WHAT IS NEEDED ->
Collect every line that includes the string "Export".

Stored items ->
+ + + + + + +

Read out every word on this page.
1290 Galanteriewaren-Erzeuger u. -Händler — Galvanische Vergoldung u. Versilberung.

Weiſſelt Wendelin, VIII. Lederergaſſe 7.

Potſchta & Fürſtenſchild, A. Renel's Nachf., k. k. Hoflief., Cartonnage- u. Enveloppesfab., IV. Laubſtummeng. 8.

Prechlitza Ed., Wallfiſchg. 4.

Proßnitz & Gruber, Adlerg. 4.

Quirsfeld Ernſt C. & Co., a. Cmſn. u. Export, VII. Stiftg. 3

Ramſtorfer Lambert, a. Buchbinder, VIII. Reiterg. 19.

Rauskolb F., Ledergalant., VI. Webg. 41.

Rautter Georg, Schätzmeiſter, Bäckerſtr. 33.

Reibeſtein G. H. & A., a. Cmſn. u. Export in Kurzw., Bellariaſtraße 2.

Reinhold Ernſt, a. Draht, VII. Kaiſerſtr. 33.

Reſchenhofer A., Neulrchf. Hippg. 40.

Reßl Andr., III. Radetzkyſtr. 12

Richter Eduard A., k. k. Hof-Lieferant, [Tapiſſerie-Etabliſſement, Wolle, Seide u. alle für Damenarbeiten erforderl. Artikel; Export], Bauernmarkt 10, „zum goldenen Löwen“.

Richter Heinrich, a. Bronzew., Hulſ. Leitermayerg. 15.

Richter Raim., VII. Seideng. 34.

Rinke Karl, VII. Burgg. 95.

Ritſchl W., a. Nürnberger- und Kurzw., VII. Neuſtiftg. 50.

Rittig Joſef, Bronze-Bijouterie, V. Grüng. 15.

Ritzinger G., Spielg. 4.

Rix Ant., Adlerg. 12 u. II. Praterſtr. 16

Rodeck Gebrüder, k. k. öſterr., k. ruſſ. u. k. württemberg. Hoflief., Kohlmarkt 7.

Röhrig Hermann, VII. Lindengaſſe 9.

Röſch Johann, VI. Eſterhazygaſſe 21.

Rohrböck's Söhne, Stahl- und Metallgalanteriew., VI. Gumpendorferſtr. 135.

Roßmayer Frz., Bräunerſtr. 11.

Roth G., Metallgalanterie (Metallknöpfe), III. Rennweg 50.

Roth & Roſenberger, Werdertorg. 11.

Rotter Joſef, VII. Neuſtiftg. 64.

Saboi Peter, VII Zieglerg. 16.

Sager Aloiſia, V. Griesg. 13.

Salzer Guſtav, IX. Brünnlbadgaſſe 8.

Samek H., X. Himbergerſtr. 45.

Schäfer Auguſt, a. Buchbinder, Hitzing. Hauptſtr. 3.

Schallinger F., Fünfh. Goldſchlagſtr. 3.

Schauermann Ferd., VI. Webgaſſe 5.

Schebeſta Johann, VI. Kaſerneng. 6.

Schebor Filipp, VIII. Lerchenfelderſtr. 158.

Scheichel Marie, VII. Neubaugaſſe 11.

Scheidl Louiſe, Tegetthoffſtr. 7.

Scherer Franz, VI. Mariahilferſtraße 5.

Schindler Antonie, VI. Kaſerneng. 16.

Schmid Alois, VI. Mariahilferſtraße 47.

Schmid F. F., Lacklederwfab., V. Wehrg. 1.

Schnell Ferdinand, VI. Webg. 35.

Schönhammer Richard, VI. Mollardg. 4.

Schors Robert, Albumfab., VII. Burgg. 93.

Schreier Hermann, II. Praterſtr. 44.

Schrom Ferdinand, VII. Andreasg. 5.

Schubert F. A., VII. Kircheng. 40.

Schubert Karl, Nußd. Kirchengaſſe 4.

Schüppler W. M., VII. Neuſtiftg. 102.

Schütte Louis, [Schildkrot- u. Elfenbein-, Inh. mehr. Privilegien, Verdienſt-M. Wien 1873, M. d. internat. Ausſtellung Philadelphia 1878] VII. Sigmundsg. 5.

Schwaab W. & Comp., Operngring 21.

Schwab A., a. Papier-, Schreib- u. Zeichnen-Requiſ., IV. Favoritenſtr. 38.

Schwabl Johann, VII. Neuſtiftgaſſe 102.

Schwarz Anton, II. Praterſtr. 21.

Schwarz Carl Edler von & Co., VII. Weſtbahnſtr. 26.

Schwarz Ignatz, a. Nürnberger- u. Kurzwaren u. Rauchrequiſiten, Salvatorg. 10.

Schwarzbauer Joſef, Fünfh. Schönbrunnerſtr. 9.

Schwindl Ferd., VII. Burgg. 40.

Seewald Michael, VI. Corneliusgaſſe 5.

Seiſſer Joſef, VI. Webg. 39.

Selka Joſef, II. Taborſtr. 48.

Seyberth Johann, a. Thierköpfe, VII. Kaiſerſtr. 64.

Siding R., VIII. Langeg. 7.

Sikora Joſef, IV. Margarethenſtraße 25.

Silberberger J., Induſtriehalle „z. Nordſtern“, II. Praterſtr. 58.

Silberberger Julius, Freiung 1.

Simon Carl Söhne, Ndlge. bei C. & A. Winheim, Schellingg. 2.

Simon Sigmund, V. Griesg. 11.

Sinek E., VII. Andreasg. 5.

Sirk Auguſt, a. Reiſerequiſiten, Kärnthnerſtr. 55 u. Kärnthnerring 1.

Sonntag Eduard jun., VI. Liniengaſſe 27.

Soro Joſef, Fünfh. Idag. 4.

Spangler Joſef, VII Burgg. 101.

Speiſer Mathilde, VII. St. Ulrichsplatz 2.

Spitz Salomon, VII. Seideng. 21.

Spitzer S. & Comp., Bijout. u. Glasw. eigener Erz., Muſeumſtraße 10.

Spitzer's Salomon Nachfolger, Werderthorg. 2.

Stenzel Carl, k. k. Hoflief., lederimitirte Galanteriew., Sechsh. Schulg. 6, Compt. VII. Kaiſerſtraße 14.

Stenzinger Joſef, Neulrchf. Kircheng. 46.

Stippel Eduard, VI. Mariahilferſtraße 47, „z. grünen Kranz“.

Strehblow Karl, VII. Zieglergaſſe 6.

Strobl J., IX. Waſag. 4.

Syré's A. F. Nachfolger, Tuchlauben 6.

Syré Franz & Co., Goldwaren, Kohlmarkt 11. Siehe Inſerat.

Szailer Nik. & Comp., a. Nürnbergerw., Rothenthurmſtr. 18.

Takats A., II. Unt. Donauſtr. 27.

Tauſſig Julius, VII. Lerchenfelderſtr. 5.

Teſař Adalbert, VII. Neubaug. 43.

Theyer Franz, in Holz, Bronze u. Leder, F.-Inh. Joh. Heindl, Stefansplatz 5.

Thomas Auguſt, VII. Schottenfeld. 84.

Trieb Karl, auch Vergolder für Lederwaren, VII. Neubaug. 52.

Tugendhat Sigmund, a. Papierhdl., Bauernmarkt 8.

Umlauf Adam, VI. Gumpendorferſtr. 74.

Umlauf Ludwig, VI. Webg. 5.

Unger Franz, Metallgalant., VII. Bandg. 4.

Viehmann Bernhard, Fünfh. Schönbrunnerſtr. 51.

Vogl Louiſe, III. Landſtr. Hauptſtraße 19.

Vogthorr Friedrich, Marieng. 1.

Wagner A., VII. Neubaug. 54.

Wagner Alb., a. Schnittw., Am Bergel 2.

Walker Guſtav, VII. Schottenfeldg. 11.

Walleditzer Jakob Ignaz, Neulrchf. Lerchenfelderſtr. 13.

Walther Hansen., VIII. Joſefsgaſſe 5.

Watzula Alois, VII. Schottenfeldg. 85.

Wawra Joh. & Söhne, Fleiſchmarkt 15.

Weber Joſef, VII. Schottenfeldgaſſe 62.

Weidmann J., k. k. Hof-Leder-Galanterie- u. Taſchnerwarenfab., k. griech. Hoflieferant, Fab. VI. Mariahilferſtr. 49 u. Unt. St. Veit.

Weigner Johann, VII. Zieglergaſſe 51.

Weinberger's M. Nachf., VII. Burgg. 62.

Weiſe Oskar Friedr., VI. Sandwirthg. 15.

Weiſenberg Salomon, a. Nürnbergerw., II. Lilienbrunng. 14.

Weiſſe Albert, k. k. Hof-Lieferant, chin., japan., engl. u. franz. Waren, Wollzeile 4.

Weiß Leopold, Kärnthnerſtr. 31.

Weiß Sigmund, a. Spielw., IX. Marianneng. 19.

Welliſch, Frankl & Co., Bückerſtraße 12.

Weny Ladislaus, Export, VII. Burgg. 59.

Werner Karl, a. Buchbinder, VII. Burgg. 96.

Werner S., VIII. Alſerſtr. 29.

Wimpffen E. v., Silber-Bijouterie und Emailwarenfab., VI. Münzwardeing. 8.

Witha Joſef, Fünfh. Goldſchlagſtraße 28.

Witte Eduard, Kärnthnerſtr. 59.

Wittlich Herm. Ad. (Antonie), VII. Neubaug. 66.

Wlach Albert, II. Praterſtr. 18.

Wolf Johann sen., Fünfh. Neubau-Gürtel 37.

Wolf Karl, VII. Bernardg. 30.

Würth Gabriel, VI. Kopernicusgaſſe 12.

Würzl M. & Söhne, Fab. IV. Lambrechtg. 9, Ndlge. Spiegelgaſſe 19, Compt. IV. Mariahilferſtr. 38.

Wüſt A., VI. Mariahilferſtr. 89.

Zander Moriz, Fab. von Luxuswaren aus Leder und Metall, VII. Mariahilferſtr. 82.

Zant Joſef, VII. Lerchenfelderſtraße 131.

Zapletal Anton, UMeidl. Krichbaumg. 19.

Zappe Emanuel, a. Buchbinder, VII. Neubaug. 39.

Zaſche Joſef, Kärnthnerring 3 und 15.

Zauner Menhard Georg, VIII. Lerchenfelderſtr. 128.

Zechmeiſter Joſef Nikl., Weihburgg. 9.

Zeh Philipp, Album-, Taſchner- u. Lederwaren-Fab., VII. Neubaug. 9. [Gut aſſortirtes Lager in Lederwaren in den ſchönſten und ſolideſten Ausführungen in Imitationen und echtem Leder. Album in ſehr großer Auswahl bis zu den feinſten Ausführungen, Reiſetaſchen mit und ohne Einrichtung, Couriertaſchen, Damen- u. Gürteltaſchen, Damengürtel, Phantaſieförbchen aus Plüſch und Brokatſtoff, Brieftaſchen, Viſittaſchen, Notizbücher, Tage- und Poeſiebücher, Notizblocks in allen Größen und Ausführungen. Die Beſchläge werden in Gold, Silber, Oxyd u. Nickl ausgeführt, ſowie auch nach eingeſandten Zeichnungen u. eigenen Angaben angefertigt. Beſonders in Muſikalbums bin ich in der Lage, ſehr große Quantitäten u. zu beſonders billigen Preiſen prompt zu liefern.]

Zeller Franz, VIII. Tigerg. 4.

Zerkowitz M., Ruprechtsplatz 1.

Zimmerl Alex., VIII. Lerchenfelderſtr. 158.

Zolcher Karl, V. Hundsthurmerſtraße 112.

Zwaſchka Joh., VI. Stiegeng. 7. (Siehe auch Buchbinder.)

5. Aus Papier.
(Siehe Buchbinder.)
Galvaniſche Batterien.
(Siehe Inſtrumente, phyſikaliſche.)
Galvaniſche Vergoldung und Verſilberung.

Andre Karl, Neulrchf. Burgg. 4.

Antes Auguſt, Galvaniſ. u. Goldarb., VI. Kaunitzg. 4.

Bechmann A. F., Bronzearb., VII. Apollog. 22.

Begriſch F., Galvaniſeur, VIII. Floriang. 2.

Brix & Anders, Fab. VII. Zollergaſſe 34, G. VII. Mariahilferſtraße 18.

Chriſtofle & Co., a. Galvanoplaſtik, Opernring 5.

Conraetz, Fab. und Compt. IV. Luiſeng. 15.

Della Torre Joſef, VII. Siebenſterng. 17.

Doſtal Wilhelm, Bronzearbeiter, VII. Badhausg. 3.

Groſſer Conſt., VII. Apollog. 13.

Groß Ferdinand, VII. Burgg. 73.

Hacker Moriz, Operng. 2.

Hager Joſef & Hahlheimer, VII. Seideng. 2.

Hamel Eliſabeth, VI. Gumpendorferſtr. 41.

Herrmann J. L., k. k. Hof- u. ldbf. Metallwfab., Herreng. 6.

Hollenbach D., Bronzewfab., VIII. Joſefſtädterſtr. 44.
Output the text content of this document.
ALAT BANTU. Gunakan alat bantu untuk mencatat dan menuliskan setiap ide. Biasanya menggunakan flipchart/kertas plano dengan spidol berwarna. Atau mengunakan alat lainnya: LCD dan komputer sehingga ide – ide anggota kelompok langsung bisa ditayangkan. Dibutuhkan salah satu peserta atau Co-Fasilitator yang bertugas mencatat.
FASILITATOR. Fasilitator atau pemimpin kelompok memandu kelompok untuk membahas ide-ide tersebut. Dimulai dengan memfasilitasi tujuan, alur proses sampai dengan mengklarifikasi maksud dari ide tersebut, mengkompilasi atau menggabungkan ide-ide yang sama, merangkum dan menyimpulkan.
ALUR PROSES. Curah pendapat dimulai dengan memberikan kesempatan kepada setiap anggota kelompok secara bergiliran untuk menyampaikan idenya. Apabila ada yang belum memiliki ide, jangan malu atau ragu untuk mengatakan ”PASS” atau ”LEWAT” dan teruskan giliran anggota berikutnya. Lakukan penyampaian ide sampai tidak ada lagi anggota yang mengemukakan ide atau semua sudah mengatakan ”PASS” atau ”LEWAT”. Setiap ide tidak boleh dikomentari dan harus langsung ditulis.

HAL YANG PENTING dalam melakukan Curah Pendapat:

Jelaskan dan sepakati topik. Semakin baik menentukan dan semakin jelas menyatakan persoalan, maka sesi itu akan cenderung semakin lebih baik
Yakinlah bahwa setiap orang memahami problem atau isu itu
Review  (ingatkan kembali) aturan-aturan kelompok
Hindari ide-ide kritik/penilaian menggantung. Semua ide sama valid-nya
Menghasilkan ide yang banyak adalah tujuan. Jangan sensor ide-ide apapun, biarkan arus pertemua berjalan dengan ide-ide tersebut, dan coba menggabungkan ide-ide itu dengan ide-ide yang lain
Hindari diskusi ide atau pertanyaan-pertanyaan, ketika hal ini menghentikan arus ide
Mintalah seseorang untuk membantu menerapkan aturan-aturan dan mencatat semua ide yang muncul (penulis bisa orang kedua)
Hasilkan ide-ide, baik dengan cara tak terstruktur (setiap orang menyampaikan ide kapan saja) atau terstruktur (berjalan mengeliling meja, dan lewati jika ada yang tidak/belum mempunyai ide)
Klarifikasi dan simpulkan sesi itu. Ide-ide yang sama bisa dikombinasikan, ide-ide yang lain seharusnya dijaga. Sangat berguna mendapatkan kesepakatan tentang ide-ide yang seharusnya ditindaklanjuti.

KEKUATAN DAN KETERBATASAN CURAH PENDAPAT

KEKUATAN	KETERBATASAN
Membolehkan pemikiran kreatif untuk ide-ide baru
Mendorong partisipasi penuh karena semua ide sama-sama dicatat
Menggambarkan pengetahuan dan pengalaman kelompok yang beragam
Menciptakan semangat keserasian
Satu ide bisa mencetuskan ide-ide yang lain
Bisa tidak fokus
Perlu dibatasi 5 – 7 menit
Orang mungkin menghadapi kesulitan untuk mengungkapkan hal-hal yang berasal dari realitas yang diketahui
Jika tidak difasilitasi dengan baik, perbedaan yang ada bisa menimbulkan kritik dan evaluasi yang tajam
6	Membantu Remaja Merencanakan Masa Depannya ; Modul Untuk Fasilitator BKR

+ + + + + + +

ANSWER FOR THE TASK ->
Quirsfeld Ernſt C. & Co., a. Cmſn. u. Export, VII. Stiftg. 3
Reibeſtein G. H. & A., a. Cmſn. u. Export in Kurzw., Bellariaſtraße 2.
Richter Eduard A., k. k. Hof-Lieferant, [Tapiſſerie-Etabliſſement, Wolle, Seide u. alle für Damenarbeiten erforderl. Artikel; Export], Bauernmarkt 10, „zum goldenen Löwen“.
Weny Ladislaus, Export, VII. Burgg. 59.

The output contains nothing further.